DO THIS :: Give back the full listing verbatim, apart from its images.

[Dataset items]
== == ==

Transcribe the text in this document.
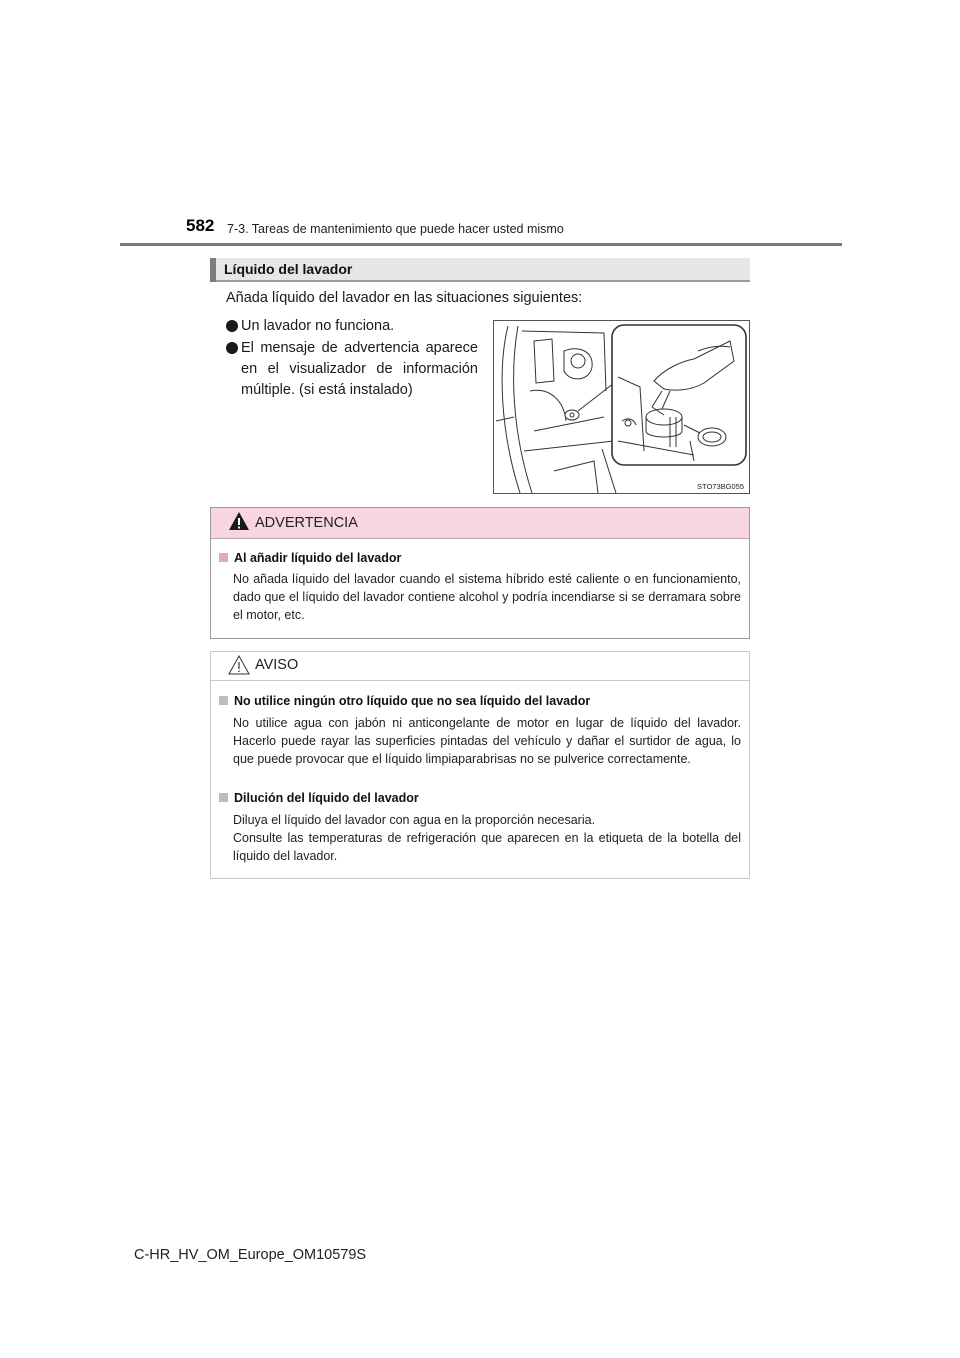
582 7-3. Tareas de mantenimiento que puede hacer usted mismo
Líquido del lavador
Añada líquido del lavador en las situaciones siguientes:
Un lavador no funciona.
El mensaje de advertencia aparece en el visualizador de información múltiple. (si está instalado)
STO73BG055
ADVERTENCIA
Al añadir líquido del lavador
No añada líquido del lavador cuando el sistema híbrido esté caliente o en funcionamiento, dado que el líquido del lavador contiene alcohol y podría incendiarse si se derramara sobre el motor, etc.
AVISO
No utilice ningún otro líquido que no sea líquido del lavador
No utilice agua con jabón ni anticongelante de motor en lugar de líquido del lavador. Hacerlo puede rayar las superficies pintadas del vehículo y dañar el surtidor de agua, lo que puede provocar que el líquido limpiaparabrisas no se pulverice correctamente.
Dilución del líquido del lavador
Diluya el líquido del lavador con agua en la proporción necesaria.
Consulte las temperaturas de refrigeración que aparecen en la etiqueta de la botella del líquido del lavador.
C-HR_HV_OM_Europe_OM10579S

== == ==

TASK ANSWER ::
Transcribe the text in this document.
582 7-3. Tareas de mantenimiento que puede hacer usted mismo
Líquido del lavador
Añada líquido del lavador en las situaciones siguientes:
Un lavador no funciona.
El mensaje de advertencia aparece en el visualizador de información múltiple. (si está instalado)
STO73BG055
ADVERTENCIA
Al añadir líquido del lavador
No añada líquido del lavador cuando el sistema híbrido esté caliente o en funcionamiento, dado que el líquido del lavador contiene alcohol y podría incendiarse si se derramara sobre el motor, etc.
AVISO
No utilice ningún otro líquido que no sea líquido del lavador
No utilice agua con jabón ni anticongelante de motor en lugar de líquido del lavador. Hacerlo puede rayar las superficies pintadas del vehículo y dañar el surtidor de agua, lo que puede provocar que el líquido limpiaparabrisas no se pulverice correctamente.
Dilución del líquido del lavador
Diluya el líquido del lavador con agua en la proporción necesaria.
Consulte las temperaturas de refrigeración que aparecen en la etiqueta de la botella del líquido del lavador.
C-HR_HV_OM_Europe_OM10579S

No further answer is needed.